___ Dataset records ___
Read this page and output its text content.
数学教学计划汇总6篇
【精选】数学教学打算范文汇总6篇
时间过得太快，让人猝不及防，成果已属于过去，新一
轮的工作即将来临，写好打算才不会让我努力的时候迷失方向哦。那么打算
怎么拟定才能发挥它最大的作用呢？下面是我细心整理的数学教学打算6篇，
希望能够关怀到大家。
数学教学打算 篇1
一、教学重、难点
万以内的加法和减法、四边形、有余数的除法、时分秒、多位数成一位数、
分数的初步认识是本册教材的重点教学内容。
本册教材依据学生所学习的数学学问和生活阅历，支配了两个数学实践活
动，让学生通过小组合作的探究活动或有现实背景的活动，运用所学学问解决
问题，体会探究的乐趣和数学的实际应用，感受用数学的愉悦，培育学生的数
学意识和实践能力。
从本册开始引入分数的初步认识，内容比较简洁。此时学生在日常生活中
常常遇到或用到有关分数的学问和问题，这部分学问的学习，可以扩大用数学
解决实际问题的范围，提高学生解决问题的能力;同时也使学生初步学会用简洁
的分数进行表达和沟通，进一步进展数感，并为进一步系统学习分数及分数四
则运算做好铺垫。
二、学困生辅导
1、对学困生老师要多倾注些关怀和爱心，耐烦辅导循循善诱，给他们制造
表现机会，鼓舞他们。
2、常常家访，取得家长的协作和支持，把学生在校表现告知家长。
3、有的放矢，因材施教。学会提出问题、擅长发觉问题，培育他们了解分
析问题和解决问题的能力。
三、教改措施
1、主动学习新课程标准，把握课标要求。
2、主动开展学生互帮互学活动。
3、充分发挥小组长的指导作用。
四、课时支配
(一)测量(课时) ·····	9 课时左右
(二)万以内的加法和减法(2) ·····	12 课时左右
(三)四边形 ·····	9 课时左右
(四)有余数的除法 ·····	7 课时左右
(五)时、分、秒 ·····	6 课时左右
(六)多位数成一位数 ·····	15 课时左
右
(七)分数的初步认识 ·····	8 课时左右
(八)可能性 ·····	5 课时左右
___
> [What you have to do]: Each line must be given again exactly as written above.

> [Expected answer]:
Read this page and output its text content.
数学教学计划汇总6篇
【精选】数学教学打算范文汇总6篇
时间过得太快，让人猝不及防，成果已属于过去，新一
轮的工作即将来临，写好打算才不会让我努力的时候迷失方向哦。那么打算
怎么拟定才能发挥它最大的作用呢？下面是我细心整理的数学教学打算6篇，
希望能够关怀到大家。
数学教学打算 篇1
一、教学重、难点
万以内的加法和减法、四边形、有余数的除法、时分秒、多位数成一位数、
分数的初步认识是本册教材的重点教学内容。
本册教材依据学生所学习的数学学问和生活阅历，支配了两个数学实践活
动，让学生通过小组合作的探究活动或有现实背景的活动，运用所学学问解决
问题，体会探究的乐趣和数学的实际应用，感受用数学的愉悦，培育学生的数
学意识和实践能力。
从本册开始引入分数的初步认识，内容比较简洁。此时学生在日常生活中
常常遇到或用到有关分数的学问和问题，这部分学问的学习，可以扩大用数学
解决实际问题的范围，提高学生解决问题的能力;同时也使学生初步学会用简洁
的分数进行表达和沟通，进一步进展数感，并为进一步系统学习分数及分数四
则运算做好铺垫。
二、学困生辅导
1、对学困生老师要多倾注些关怀和爱心，耐烦辅导循循善诱，给他们制造
表现机会，鼓舞他们。
2、常常家访，取得家长的协作和支持，把学生在校表现告知家长。
3、有的放矢，因材施教。学会提出问题、擅长发觉问题，培育他们了解分
析问题和解决问题的能力。
三、教改措施
1、主动学习新课程标准，把握课标要求。
2、主动开展学生互帮互学活动。
3、充分发挥小组长的指导作用。
四、课时支配
(一)测量(课时) ·····	9 课时左右
(二)万以内的加法和减法(2) ·····	12 课时左右
(三)四边形 ·····	9 课时左右
(四)有余数的除法 ·····	7 课时左右
(五)时、分、秒 ·····	6 课时左右
(六)多位数成一位数 ·····	15 课时左
右
(七)分数的初步认识 ·····	8 课时左右
(八)可能性 ·····	5 课时左右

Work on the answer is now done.